▶ [MATERIAL TO PROCESS]:
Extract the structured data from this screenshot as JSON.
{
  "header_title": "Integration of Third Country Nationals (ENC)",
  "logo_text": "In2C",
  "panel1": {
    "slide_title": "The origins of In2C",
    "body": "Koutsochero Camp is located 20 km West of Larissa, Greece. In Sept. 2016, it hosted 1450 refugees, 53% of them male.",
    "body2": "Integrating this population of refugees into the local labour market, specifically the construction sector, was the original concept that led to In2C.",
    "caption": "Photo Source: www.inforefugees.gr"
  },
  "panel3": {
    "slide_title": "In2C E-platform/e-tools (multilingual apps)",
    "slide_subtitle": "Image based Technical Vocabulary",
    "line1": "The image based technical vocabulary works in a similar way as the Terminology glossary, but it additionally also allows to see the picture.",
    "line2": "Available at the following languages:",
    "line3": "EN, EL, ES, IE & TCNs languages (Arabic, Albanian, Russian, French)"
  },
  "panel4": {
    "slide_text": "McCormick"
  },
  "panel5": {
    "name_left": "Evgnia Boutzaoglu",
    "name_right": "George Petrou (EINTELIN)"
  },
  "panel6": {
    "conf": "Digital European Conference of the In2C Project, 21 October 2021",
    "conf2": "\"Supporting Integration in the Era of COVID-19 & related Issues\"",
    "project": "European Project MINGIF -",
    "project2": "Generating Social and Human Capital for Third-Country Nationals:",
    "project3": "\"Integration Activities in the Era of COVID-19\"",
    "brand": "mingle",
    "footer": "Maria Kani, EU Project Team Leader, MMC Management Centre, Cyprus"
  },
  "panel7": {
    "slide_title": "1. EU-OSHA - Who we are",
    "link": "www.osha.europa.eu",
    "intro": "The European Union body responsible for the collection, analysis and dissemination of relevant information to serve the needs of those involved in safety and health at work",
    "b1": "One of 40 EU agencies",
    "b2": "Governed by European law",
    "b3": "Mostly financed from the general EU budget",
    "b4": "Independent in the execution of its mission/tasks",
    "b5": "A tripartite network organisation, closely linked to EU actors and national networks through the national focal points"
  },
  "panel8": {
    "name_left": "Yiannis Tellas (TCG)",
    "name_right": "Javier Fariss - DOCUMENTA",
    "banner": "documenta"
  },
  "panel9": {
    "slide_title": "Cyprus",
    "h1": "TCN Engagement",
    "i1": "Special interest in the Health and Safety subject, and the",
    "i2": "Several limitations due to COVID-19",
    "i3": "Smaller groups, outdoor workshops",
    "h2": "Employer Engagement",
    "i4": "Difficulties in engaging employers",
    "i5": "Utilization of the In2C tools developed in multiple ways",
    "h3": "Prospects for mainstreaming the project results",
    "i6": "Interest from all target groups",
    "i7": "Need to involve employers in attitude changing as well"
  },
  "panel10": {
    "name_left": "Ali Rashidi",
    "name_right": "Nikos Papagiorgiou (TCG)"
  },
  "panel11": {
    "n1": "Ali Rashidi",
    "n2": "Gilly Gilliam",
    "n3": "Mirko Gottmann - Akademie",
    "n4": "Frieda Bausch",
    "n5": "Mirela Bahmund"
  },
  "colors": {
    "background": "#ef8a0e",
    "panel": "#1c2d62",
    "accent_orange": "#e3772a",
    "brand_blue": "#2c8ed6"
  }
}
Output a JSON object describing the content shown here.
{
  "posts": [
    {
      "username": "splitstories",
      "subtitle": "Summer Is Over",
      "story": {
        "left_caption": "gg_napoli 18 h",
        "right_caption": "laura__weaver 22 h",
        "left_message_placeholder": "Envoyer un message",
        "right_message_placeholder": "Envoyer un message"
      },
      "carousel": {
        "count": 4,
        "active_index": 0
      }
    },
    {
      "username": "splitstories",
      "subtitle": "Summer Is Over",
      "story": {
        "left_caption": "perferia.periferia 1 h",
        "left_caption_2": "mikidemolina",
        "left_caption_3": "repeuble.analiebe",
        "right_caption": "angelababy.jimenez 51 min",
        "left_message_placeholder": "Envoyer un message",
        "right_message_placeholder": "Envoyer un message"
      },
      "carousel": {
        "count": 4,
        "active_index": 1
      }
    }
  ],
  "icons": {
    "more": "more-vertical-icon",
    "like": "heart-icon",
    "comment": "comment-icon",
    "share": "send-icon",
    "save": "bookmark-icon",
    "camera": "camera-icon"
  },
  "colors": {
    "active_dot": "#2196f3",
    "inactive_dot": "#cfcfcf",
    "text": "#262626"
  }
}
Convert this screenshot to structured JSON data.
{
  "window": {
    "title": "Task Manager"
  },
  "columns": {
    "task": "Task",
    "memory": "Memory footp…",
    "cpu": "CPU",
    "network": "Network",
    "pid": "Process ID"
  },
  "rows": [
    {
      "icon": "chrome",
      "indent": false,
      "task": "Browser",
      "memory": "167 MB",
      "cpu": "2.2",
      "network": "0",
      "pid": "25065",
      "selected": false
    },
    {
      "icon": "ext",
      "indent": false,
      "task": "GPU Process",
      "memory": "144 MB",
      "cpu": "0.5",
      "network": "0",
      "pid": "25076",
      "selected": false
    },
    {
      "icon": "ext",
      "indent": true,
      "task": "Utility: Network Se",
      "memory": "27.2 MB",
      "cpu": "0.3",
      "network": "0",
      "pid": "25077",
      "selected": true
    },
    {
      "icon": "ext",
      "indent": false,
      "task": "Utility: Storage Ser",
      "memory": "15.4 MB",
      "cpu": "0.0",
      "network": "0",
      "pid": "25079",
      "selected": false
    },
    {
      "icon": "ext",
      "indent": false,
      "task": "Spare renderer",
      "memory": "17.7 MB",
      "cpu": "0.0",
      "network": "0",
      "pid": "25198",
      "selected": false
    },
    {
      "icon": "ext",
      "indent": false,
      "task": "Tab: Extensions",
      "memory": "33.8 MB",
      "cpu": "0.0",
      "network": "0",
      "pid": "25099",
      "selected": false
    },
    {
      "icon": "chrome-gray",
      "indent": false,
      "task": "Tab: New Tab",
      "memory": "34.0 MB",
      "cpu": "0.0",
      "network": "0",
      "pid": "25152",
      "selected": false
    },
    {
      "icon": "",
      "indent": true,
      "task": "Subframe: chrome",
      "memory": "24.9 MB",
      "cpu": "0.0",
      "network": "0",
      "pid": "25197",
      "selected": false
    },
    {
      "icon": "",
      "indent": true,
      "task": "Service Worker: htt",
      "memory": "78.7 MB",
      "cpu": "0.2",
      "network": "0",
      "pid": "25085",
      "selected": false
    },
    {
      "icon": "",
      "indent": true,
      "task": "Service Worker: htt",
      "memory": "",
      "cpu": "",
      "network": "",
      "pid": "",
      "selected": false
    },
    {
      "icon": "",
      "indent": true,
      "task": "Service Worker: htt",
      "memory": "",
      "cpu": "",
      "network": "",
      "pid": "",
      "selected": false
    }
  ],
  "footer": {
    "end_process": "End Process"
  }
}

▶ [WHAT IS NEEDED]:
Only a number is wanted: how many lines contain the word "employers"?

▶ [COMPLETE OUTPUT]:
2